◆ **Your instructions**
Print all records exactly, leaving nothing out.

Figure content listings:
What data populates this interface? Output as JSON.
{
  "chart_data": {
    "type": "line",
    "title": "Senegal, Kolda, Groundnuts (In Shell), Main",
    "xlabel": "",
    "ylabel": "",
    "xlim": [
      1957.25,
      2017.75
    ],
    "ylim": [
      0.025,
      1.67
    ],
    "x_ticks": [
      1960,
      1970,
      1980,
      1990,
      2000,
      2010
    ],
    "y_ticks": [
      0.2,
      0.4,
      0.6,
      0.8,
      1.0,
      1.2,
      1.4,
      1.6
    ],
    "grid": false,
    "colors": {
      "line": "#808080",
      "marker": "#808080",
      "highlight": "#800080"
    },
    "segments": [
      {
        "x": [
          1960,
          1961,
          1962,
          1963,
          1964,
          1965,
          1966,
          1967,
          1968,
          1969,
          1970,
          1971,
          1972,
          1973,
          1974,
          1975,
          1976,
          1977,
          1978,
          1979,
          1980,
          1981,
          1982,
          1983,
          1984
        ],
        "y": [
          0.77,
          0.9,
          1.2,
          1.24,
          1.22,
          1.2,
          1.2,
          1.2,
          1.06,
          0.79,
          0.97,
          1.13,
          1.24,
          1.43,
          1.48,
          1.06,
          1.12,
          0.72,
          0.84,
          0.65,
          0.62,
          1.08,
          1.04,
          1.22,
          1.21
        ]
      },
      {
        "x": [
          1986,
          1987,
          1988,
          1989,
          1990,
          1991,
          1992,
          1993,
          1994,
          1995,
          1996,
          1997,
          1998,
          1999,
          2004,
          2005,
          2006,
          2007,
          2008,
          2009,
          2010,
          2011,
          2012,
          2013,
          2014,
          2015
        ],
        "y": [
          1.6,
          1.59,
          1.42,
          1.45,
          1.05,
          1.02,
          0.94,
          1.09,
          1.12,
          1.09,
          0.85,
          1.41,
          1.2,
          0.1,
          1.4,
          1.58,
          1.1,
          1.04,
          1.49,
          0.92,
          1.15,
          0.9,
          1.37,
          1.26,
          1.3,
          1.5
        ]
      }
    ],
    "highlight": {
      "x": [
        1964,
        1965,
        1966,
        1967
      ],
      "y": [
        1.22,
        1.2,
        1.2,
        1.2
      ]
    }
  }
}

◆ **Solved exercise**
What data populates this interface? Output as JSON.
{
  "chart_data": {
    "type": "line",
    "title": "Senegal, Kolda, Groundnuts (In Shell), Main",
    "xlabel": "",
    "ylabel": "",
    "xlim": [
      1957.25,
      2017.75
    ],
    "ylim": [
      0.025,
      1.67
    ],
    "x_ticks": [
      1960,
      1970,
      1980,
      1990,
      2000,
      2010
    ],
    "y_ticks": [
      0.2,
      0.4,
      0.6,
      0.8,
      1.0,
      1.2,
      1.4,
      1.6
    ],
    "grid": false,
    "colors": {
      "line": "#808080",
      "marker": "#808080",
      "highlight": "#800080"
    },
    "segments": [
      {
        "x": [
          1960,
          1961,
          1962,
          1963,
          1964,
          1965,
          1966,
          1967,
          1968,
          1969,
          1970,
          1971,
          1972,
          1973,
          1974,
          1975,
          1976,
          1977,
          1978,
          1979,
          1980,
          1981,
          1982,
          1983,
          1984
        ],
        "y": [
          0.77,
          0.9,
          1.2,
          1.24,
          1.22,
          1.2,
          1.2,
          1.2,
          1.06,
          0.79,
          0.97,
          1.13,
          1.24,
          1.43,
          1.48,
          1.06,
          1.12,
          0.72,
          0.84,
          0.65,
          0.62,
          1.08,
          1.04,
          1.22,
          1.21
        ]
      },
      {
        "x": [
          1986,
          1987,
          1988,
          1989,
          1990,
          1991,
          1992,
          1993,
          1994,
          1995,
          1996,
          1997,
          1998,
          1999,
          2004,
          2005,
          2006,
          2007,
          2008,
          2009,
          2010,
          2011,
          2012,
          2013,
          2014,
          2015
        ],
        "y": [
          1.6,
          1.59,
          1.42,
          1.45,
          1.05,
          1.02,
          0.94,
          1.09,
          1.12,
          1.09,
          0.85,
          1.41,
          1.2,
          0.1,
          1.4,
          1.58,
          1.1,
          1.04,
          1.49,
          0.92,
          1.15,
          0.9,
          1.37,
          1.26,
          1.3,
          1.5
        ]
      }
    ],
    "highlight": {
      "x": [
        1964,
        1965,
        1966,
        1967
      ],
      "y": [
        1.22,
        1.2,
        1.2,
        1.2
      ]
    }
  }
}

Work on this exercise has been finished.